Exercise material start

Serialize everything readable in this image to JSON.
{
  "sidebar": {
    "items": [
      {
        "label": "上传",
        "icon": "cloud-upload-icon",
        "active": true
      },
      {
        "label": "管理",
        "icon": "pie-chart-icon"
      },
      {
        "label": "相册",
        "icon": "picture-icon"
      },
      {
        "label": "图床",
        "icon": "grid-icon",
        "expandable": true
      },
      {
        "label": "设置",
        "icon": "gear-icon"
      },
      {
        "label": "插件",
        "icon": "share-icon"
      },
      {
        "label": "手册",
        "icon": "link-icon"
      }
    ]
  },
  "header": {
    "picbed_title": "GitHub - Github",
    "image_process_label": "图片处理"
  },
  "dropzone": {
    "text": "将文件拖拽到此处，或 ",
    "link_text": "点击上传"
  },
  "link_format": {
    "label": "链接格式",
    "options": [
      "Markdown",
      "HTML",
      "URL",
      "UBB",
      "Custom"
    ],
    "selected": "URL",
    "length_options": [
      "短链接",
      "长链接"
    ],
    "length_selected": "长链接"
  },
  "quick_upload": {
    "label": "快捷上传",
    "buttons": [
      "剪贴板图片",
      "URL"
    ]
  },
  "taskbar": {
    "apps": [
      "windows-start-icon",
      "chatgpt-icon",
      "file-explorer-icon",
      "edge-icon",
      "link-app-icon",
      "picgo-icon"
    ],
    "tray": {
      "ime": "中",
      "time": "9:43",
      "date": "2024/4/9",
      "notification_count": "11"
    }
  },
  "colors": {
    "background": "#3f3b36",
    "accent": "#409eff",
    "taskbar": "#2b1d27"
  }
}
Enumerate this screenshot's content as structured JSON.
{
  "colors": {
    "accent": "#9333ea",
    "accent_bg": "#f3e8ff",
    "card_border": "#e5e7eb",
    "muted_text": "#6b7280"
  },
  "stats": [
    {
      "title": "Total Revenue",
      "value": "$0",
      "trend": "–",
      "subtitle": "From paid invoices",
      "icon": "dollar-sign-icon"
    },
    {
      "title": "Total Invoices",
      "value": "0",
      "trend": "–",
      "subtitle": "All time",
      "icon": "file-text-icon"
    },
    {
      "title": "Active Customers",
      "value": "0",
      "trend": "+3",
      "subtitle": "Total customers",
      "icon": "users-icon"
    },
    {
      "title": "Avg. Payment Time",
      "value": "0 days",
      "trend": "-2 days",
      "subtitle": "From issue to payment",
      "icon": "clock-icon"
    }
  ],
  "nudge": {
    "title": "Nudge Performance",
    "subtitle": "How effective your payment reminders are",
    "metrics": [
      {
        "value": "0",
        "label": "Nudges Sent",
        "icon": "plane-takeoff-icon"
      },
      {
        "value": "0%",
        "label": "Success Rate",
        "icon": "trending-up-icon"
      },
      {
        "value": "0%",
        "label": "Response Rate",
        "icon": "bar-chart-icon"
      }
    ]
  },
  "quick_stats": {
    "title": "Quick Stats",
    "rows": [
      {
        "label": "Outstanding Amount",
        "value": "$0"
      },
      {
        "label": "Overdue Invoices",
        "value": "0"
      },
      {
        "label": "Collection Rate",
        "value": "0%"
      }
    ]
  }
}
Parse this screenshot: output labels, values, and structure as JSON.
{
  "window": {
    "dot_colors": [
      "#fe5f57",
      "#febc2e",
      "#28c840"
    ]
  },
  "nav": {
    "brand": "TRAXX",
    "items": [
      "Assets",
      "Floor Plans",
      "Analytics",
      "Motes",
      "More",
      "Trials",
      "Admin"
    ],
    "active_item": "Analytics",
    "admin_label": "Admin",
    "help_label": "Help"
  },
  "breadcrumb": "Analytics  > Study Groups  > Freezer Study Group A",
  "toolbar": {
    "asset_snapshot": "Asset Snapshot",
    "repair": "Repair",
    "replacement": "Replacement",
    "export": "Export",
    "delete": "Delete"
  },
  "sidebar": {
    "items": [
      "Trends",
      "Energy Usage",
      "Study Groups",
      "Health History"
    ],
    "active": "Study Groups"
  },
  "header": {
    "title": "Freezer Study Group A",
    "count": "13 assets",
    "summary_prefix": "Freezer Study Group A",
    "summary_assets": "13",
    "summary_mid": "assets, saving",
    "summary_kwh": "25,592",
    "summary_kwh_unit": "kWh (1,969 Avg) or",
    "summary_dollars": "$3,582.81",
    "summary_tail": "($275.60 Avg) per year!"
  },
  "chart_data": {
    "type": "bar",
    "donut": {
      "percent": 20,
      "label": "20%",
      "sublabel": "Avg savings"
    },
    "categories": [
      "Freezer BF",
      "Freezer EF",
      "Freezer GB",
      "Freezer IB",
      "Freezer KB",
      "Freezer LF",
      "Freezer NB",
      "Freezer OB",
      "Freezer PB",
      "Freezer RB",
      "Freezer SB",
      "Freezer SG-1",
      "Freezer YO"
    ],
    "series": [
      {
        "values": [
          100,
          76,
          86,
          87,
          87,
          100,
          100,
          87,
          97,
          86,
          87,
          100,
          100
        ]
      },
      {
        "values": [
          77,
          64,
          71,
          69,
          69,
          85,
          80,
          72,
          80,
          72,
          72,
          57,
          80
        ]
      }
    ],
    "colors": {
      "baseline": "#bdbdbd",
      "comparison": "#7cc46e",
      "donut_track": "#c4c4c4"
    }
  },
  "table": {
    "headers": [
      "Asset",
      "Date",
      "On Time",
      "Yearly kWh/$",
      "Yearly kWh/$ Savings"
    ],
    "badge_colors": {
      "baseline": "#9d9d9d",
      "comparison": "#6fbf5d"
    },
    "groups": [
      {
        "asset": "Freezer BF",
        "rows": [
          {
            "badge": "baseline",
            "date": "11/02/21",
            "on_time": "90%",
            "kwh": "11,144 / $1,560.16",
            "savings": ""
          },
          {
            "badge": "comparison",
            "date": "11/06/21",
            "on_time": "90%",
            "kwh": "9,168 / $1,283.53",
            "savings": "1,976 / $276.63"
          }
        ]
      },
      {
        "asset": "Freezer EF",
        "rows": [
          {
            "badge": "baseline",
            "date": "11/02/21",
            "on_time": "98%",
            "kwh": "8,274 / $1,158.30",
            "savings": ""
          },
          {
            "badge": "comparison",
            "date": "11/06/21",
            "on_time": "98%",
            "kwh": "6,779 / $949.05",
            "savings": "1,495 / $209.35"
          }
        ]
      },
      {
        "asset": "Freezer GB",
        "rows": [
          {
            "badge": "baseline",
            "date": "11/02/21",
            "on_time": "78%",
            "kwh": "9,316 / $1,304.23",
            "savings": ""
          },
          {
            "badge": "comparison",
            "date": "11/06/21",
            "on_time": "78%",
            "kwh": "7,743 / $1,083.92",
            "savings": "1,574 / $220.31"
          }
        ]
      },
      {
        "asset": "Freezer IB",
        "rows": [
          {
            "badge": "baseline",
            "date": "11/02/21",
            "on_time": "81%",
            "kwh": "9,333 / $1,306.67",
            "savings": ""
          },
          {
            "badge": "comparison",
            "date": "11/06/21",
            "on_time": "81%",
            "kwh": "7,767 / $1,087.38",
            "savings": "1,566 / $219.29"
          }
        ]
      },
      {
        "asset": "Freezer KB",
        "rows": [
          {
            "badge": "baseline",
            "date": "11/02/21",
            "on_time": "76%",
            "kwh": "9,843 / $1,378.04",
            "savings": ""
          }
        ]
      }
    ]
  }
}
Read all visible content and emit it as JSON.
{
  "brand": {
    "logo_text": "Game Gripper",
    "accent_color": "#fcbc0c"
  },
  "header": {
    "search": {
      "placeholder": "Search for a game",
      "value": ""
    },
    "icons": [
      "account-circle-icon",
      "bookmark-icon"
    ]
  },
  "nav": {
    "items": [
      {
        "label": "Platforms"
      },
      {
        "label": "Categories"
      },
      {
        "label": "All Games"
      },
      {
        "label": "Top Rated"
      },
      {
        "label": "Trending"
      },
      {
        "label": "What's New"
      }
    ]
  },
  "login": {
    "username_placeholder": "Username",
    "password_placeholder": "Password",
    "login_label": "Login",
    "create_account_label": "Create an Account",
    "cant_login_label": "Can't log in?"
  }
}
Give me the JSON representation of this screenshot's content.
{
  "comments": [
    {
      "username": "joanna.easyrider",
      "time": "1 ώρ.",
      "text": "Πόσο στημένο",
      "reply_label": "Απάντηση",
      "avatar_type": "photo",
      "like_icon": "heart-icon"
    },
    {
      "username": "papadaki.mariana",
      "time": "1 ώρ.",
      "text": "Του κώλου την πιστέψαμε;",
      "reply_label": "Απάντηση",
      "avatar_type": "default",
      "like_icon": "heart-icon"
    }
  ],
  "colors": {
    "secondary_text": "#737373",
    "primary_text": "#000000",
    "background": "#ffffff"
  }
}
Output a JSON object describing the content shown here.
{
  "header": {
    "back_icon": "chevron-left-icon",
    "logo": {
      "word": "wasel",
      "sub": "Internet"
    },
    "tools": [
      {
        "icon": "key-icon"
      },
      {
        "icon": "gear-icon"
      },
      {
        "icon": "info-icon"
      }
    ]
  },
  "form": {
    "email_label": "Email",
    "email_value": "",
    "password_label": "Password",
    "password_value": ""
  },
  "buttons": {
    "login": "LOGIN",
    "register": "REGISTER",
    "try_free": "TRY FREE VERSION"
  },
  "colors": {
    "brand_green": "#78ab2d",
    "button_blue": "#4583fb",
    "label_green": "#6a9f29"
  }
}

Exercise material end

Using the listing, copy every line where the word "From" shows up.

      "subtitle": "From paid invoices",
      "subtitle": "From issue to payment",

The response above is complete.